Recorded data:
---------------

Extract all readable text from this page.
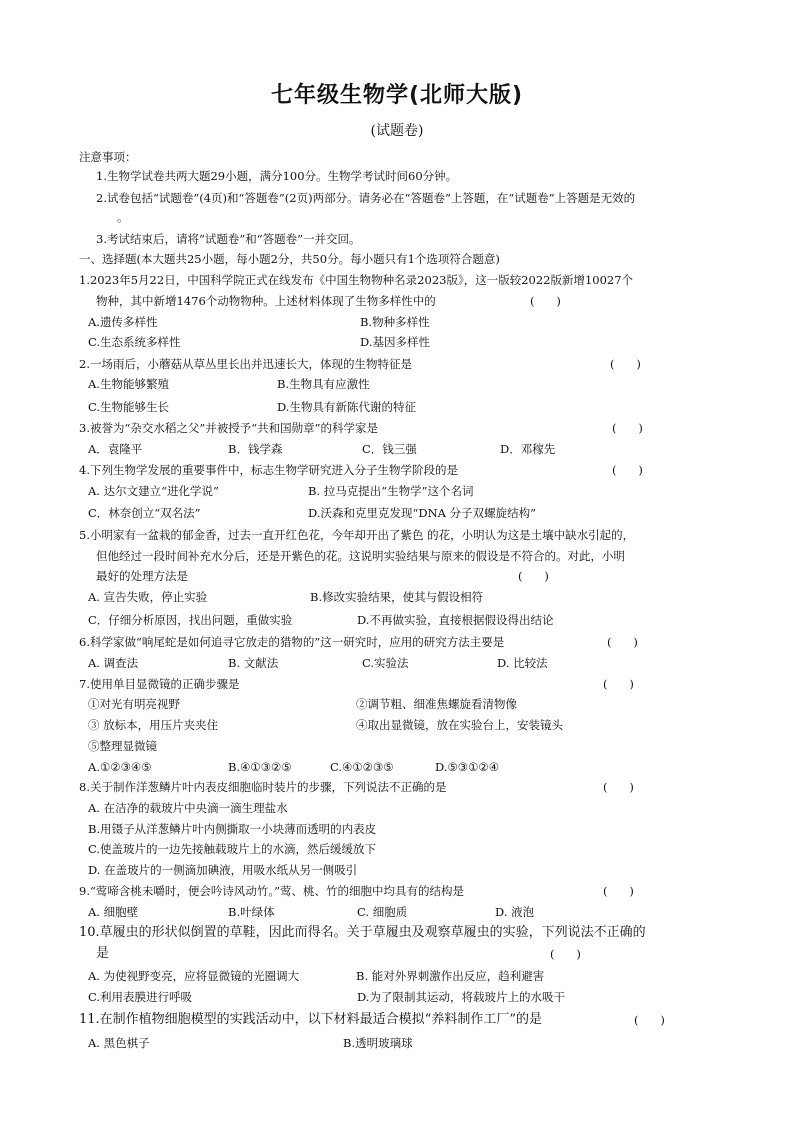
七年级生物学(北师大版)
(试题卷)
注意事项：
1.生物学试卷共两大题29小题，满分100分。生物学考试时间60分钟。
2.试卷包括“试题卷”(4页)和“答题卷”(2页)两部分。请务必在“答题卷”上答题，在“试题卷”上答题是无效的
。
3.考试结束后，请将“试题卷”和“答题卷”一并交回。
一、选择题(本大题共25小题，每小题2分，共50分。每小题只有1个选项符合题意)
1.2023年5月22日，中国科学院正式在线发布《中国生物物种名录2023版》，这一版较2022版新增10027个
物种，其中新增1476个动物物种。上述材料体现了生物多样性中的	(      )
A.遗传多样性	B.物种多样性
C.生态系统多样性	D.基因多样性
2.一场雨后，小蘑菇从草丛里长出并迅速长大，体现的生物特征是	(      )
A.生物能够繁殖	B.生物具有应激性
C.生物能够生长	D.生物具有新陈代谢的特征
3.被誉为“杂交水稻之父”并被授予“共和国勋章”的科学家是	(      )
A．袁隆平	B．钱学森	C．钱三强	D．邓稼先
4.下列生物学发展的重要事件中，标志生物学研究进入分子生物学阶段的是	(      )
A. 达尔文建立“进化学说”	B. 拉马克提出“生物学”这个名词
C．林奈创立“双名法”	D.沃森和克里克发现“DNA 分子双螺旋结构”
5.小明家有一盆栽的郁金香，过去一直开红色花，今年却开出了紫色 的花，小明认为这是土壤中缺水引起的，
但他经过一段时间补充水分后，还是开紫色的花。这说明实验结果与原来的假设是不符合的。对此，小明
最好的处理方法是	(      )
A. 宣告失败，停止实验	B.修改实验结果，使其与假设相符
C．仔细分析原因，找出问题，重做实验	D.不再做实验，直接根据假设得出结论
6.科学家做“响尾蛇是如何追寻它放走的猎物的”这一研究时，应用的研究方法主要是	(      )
A. 调查法	B. 文献法	C.实验法	D. 比较法
7.使用单目显微镜的正确步骤是	(      )
①对光有明亮视野	②调节粗、细准焦螺旋看清物像
③ 放标本，用压片夹夹住	④取出显微镜，放在实验台上，安装镜头
⑤整理显微镜
A.①②③④⑤	B.④①③②⑤	C.④①②③⑤	D.⑤③①②④
8.关于制作洋葱鳞片叶内表皮细胞临时装片的步骤，下列说法不正确的是	(      )
A. 在洁净的载玻片中央滴一滴生理盐水
B.用镊子从洋葱鳞片叶内侧撕取一小块薄而透明的内表皮
C.使盖玻片的一边先接触载玻片上的水滴，然后缓缓放下
D. 在盖玻片的一侧滴加碘液，用吸水纸从另一侧吸引
9.“莺啼含桃未嚼时，便会吟诗风动竹。”莺、桃、竹的细胞中均具有的结构是	(      )
A. 细胞壁	B.叶绿体	C. 细胞质	D. 液泡
10.草履虫的形状似倒置的草鞋，因此而得名。关于草履虫及观察草履虫的实验，下列说法不正确的
是	(      )
A. 为使视野变亮，应将显微镜的光圈调大	B. 能对外界刺激作出反应，趋利避害
C.利用表膜进行呼吸	D.为了限制其运动，将载玻片上的水吸干
11.在制作植物细胞模型的实践活动中，以下材料最适合模拟“养料制作工厂”的是	(      )
A. 黑色棋子	B.透明玻璃球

---------------

Job: Transcribe the records verbatim and omit the images.

Solution below:
Extract all readable text from this page.
七年级生物学(北师大版)
(试题卷)
注意事项：
1.生物学试卷共两大题29小题，满分100分。生物学考试时间60分钟。
2.试卷包括“试题卷”(4页)和“答题卷”(2页)两部分。请务必在“答题卷”上答题，在“试题卷”上答题是无效的
。
3.考试结束后，请将“试题卷”和“答题卷”一并交回。
一、选择题(本大题共25小题，每小题2分，共50分。每小题只有1个选项符合题意)
1.2023年5月22日，中国科学院正式在线发布《中国生物物种名录2023版》，这一版较2022版新增10027个
物种，其中新增1476个动物物种。上述材料体现了生物多样性中的	(      )
A.遗传多样性	B.物种多样性
C.生态系统多样性	D.基因多样性
2.一场雨后，小蘑菇从草丛里长出并迅速长大，体现的生物特征是	(      )
A.生物能够繁殖	B.生物具有应激性
C.生物能够生长	D.生物具有新陈代谢的特征
3.被誉为“杂交水稻之父”并被授予“共和国勋章”的科学家是	(      )
A．袁隆平	B．钱学森	C．钱三强	D．邓稼先
4.下列生物学发展的重要事件中，标志生物学研究进入分子生物学阶段的是	(      )
A. 达尔文建立“进化学说”	B. 拉马克提出“生物学”这个名词
C．林奈创立“双名法”	D.沃森和克里克发现“DNA 分子双螺旋结构”
5.小明家有一盆栽的郁金香，过去一直开红色花，今年却开出了紫色 的花，小明认为这是土壤中缺水引起的，
但他经过一段时间补充水分后，还是开紫色的花。这说明实验结果与原来的假设是不符合的。对此，小明
最好的处理方法是	(      )
A. 宣告失败，停止实验	B.修改实验结果，使其与假设相符
C．仔细分析原因，找出问题，重做实验	D.不再做实验，直接根据假设得出结论
6.科学家做“响尾蛇是如何追寻它放走的猎物的”这一研究时，应用的研究方法主要是	(      )
A. 调查法	B. 文献法	C.实验法	D. 比较法
7.使用单目显微镜的正确步骤是	(      )
①对光有明亮视野	②调节粗、细准焦螺旋看清物像
③ 放标本，用压片夹夹住	④取出显微镜，放在实验台上，安装镜头
⑤整理显微镜
A.①②③④⑤	B.④①③②⑤	C.④①②③⑤	D.⑤③①②④
8.关于制作洋葱鳞片叶内表皮细胞临时装片的步骤，下列说法不正确的是	(      )
A. 在洁净的载玻片中央滴一滴生理盐水
B.用镊子从洋葱鳞片叶内侧撕取一小块薄而透明的内表皮
C.使盖玻片的一边先接触载玻片上的水滴，然后缓缓放下
D. 在盖玻片的一侧滴加碘液，用吸水纸从另一侧吸引
9.“莺啼含桃未嚼时，便会吟诗风动竹。”莺、桃、竹的细胞中均具有的结构是	(      )
A. 细胞壁	B.叶绿体	C. 细胞质	D. 液泡
10.草履虫的形状似倒置的草鞋，因此而得名。关于草履虫及观察草履虫的实验，下列说法不正确的
是	(      )
A. 为使视野变亮，应将显微镜的光圈调大	B. 能对外界刺激作出反应，趋利避害
C.利用表膜进行呼吸	D.为了限制其运动，将载玻片上的水吸干
11.在制作植物细胞模型的实践活动中，以下材料最适合模拟“养料制作工厂”的是	(      )
A. 黑色棋子	B.透明玻璃球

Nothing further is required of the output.